-- Do this --
Check each line of the material. Copy those containing "ONLINE".

-- Material for this exercise --
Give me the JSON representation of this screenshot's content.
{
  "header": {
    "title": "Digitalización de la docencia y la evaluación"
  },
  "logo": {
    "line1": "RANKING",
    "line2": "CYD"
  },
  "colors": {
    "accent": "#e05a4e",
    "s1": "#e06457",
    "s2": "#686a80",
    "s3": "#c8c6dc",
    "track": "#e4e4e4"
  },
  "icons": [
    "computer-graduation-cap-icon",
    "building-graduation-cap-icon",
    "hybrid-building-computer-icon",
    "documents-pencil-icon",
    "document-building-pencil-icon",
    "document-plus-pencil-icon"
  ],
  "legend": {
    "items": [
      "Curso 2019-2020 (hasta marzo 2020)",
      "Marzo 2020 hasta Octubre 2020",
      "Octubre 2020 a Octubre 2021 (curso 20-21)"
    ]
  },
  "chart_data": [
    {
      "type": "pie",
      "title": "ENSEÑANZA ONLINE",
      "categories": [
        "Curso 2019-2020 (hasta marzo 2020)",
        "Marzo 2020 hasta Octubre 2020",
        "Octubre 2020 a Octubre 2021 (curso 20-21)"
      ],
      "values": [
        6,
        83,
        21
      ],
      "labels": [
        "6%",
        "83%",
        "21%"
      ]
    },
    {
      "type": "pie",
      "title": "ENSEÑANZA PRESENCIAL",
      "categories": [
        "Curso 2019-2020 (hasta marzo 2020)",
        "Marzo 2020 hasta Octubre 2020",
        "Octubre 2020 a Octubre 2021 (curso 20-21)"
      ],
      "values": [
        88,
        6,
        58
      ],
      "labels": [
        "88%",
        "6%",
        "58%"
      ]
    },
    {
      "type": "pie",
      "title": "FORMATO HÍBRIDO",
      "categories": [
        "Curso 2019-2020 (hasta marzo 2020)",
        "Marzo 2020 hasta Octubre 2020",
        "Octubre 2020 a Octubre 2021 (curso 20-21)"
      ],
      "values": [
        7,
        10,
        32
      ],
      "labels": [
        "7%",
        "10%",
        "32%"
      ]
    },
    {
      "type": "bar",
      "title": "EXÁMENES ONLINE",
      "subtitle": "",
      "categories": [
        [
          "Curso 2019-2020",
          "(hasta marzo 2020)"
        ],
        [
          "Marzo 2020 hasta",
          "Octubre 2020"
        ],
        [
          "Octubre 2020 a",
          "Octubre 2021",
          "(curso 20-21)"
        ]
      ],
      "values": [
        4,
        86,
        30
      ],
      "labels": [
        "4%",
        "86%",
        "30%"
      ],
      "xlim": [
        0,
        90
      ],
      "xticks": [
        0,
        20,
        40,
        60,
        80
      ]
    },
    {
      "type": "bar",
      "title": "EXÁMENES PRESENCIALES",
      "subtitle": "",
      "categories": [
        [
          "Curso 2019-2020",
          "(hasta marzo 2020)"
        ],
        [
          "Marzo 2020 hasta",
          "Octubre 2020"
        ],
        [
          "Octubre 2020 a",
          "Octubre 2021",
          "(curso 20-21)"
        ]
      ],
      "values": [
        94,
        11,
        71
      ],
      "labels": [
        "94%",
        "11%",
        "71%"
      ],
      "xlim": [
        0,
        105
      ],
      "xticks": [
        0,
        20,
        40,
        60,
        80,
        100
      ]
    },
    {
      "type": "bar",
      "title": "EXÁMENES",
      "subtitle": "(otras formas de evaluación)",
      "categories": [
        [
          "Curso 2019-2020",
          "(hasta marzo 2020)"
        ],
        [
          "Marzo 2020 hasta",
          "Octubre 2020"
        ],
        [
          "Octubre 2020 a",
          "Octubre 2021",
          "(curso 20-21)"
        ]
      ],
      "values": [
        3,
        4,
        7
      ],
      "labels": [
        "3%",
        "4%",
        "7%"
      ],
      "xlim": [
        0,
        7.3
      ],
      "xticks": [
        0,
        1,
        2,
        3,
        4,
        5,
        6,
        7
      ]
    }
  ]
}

-- Answer to this task --
      "title": "ENSEÑANZA ONLINE",
      "title": "EXÁMENES ONLINE",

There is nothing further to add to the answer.